| AIM |
Every line of the listing must be reproduced as it stands. Leave the images behind.

| MATERIAL FOR THE TASK |
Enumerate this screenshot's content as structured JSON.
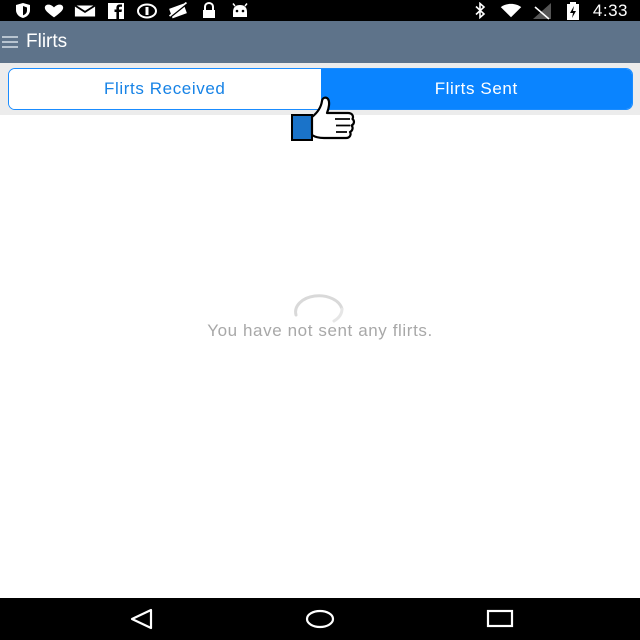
{
  "status_bar": {
    "time": "4:33",
    "left_icons": [
      "shield-icon",
      "heart-icon",
      "mail-icon",
      "facebook-icon",
      "vpn-icon",
      "no-location-icon",
      "lock-icon",
      "android-icon"
    ],
    "right_icons": [
      "bluetooth-icon",
      "wifi-icon",
      "no-signal-icon",
      "battery-charging-icon"
    ]
  },
  "app_bar": {
    "title": "Flirts",
    "background": "#5e738a",
    "menu_icon": "hamburger-menu-icon"
  },
  "tabs": {
    "items": [
      {
        "label": "Flirts Received",
        "selected": false
      },
      {
        "label": "Flirts Sent",
        "selected": true
      }
    ],
    "accent": "#0a84ff"
  },
  "content": {
    "icon": "thumbs-up-icon",
    "loading_icon": "spinner-icon",
    "empty_message": "You have not sent any flirts."
  },
  "nav_bar": {
    "buttons": [
      "back-triangle-icon",
      "home-circle-icon",
      "recents-square-icon"
    ]
  }
}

| OUTPUT BELOW |
Enumerate this screenshot's content as structured JSON.
{
  "status_bar": {
    "time": "4:33",
    "left_icons": [
      "shield-icon",
      "heart-icon",
      "mail-icon",
      "facebook-icon",
      "vpn-icon",
      "no-location-icon",
      "lock-icon",
      "android-icon"
    ],
    "right_icons": [
      "bluetooth-icon",
      "wifi-icon",
      "no-signal-icon",
      "battery-charging-icon"
    ]
  },
  "app_bar": {
    "title": "Flirts",
    "background": "#5e738a",
    "menu_icon": "hamburger-menu-icon"
  },
  "tabs": {
    "items": [
      {
        "label": "Flirts Received",
        "selected": false
      },
      {
        "label": "Flirts Sent",
        "selected": true
      }
    ],
    "accent": "#0a84ff"
  },
  "content": {
    "icon": "thumbs-up-icon",
    "loading_icon": "spinner-icon",
    "empty_message": "You have not sent any flirts."
  },
  "nav_bar": {
    "buttons": [
      "back-triangle-icon",
      "home-circle-icon",
      "recents-square-icon"
    ]
  }
}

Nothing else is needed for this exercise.